THE TASK: Set down each line of the data below exactly as it stands, dropping the pictures.

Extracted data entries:

⁂

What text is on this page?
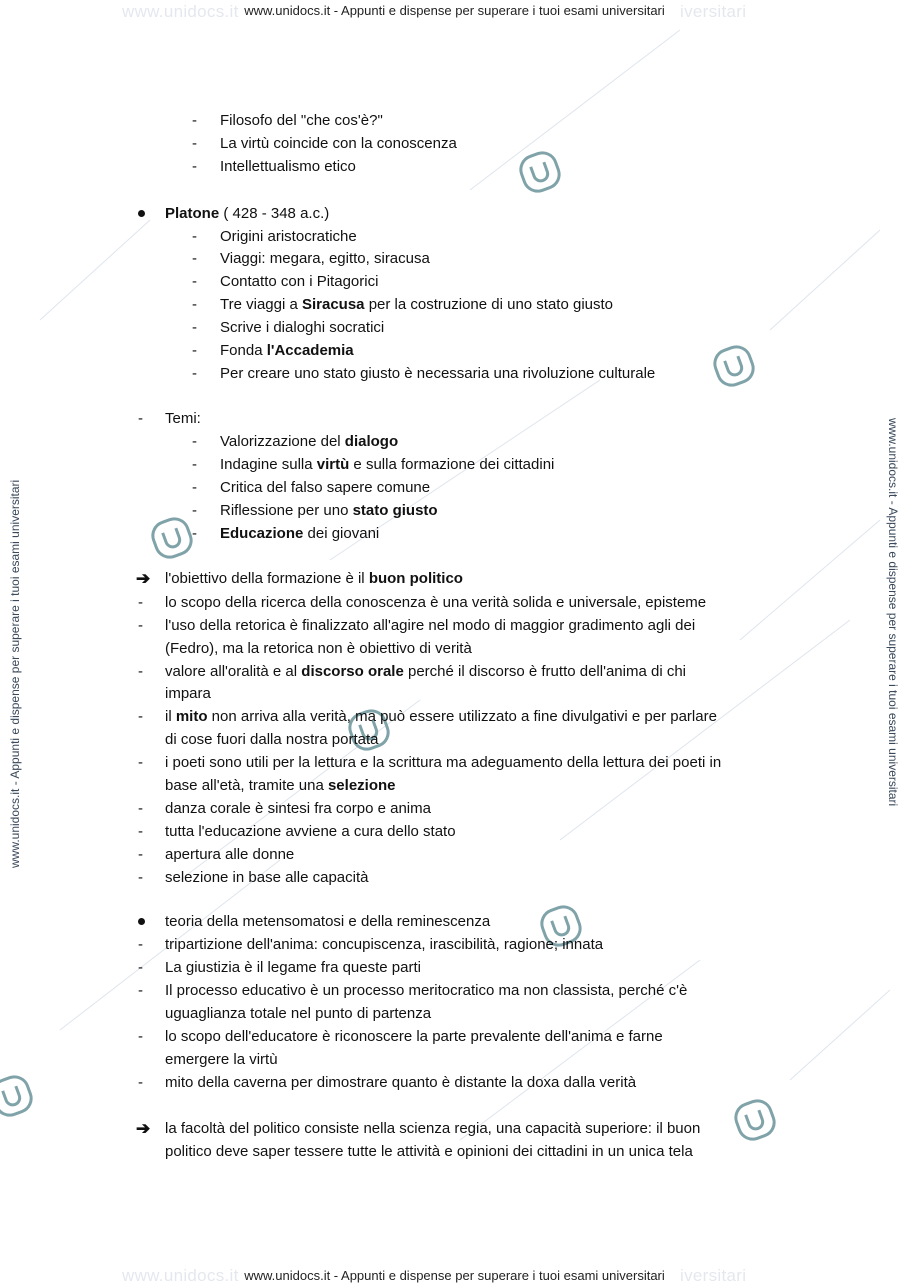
www.unidocs.it	iversitari
www.unidocs.it	iversitari
www.unidocs.it - Appunti e dispense per superare i tuoi esami universitari
www.unidocs.it - Appunti e dispense per superare i tuoi esami universitari
www.unidocs.it - Appunti e dispense per superare i tuoi esami universitari	www.unidocs.it - Appunti e dispense per superare i tuoi esami universitari
- Filosofo del "che cos'è?"
- La virtù coincide con la conoscenza
- Intellettualismo etico
Platone ( 428 - 348 a.c.)
- Origini aristocratiche
- Viaggi: megara, egitto, siracusa
- Contatto con i Pitagorici
- Tre viaggi a Siracusa per la costruzione di uno stato giusto
- Scrive i dialoghi socratici
- Fonda l'Accademia
- Per creare uno stato giusto è necessaria una rivoluzione culturale
- Temi:
- Valorizzazione del dialogo
- Indagine sulla virtù e sulla formazione dei cittadini
- Critica del falso sapere comune
- Riflessione per uno stato giusto
- Educazione dei giovani
➔ l'obiettivo della formazione è il buon politico
- lo scopo della ricerca della conoscenza è una verità solida e universale, episteme
- l'uso della retorica è finalizzato all'agire nel modo di maggior gradimento agli dei
(Fedro), ma la retorica non è obiettivo di verità
- valore all'oralità e al discorso orale perché il discorso è frutto dell'anima di chi
impara
- il mito non arriva alla verità, ma può essere utilizzato a fine divulgativi e per parlare
di cose fuori dalla nostra portata
- i poeti sono utili per la lettura e la scrittura ma adeguamento della lettura dei poeti in
base all'età, tramite una selezione
- danza corale è sintesi fra corpo e anima
- tutta l'educazione avviene a cura dello stato
- apertura alle donne
- selezione in base alle capacità
teoria della metensomatosi e della reminescenza
- tripartizione dell'anima: concupiscenza, irascibilità, ragione; innata
- La giustizia è il legame fra queste parti
- Il processo educativo è un processo meritocratico ma non classista, perché c'è
uguaglianza totale nel punto di partenza
- lo scopo dell'educatore è riconoscere la parte prevalente dell'anima e farne
emergere la virtù
- mito della caverna per dimostrare quanto è distante la doxa dalla verità
➔ la facoltà del politico consiste nella scienza regia, una capacità superiore: il buon
politico deve saper tessere tutte le attività e opinioni dei cittadini in un unica tela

⁂

OUTPUT OF THE TASK:
What text is on this page?
www.unidocs.it	iversitari
www.unidocs.it	iversitari
www.unidocs.it - Appunti e dispense per superare i tuoi esami universitari
www.unidocs.it - Appunti e dispense per superare i tuoi esami universitari
www.unidocs.it - Appunti e dispense per superare i tuoi esami universitari	www.unidocs.it - Appunti e dispense per superare i tuoi esami universitari
- Filosofo del "che cos'è?"
- La virtù coincide con la conoscenza
- Intellettualismo etico
Platone ( 428 - 348 a.c.)
- Origini aristocratiche
- Viaggi: megara, egitto, siracusa
- Contatto con i Pitagorici
- Tre viaggi a Siracusa per la costruzione di uno stato giusto
- Scrive i dialoghi socratici
- Fonda l'Accademia
- Per creare uno stato giusto è necessaria una rivoluzione culturale
- Temi:
- Valorizzazione del dialogo
- Indagine sulla virtù e sulla formazione dei cittadini
- Critica del falso sapere comune
- Riflessione per uno stato giusto
- Educazione dei giovani
➔ l'obiettivo della formazione è il buon politico
- lo scopo della ricerca della conoscenza è una verità solida e universale, episteme
- l'uso della retorica è finalizzato all'agire nel modo di maggior gradimento agli dei
(Fedro), ma la retorica non è obiettivo di verità
- valore all'oralità e al discorso orale perché il discorso è frutto dell'anima di chi
impara
- il mito non arriva alla verità, ma può essere utilizzato a fine divulgativi e per parlare
di cose fuori dalla nostra portata
- i poeti sono utili per la lettura e la scrittura ma adeguamento della lettura dei poeti in
base all'età, tramite una selezione
- danza corale è sintesi fra corpo e anima
- tutta l'educazione avviene a cura dello stato
- apertura alle donne
- selezione in base alle capacità
teoria della metensomatosi e della reminescenza
- tripartizione dell'anima: concupiscenza, irascibilità, ragione; innata
- La giustizia è il legame fra queste parti
- Il processo educativo è un processo meritocratico ma non classista, perché c'è
uguaglianza totale nel punto di partenza
- lo scopo dell'educatore è riconoscere la parte prevalente dell'anima e farne
emergere la virtù
- mito della caverna per dimostrare quanto è distante la doxa dalla verità
➔ la facoltà del politico consiste nella scienza regia, una capacità superiore: il buon
politico deve saper tessere tutte le attività e opinioni dei cittadini in un unica tela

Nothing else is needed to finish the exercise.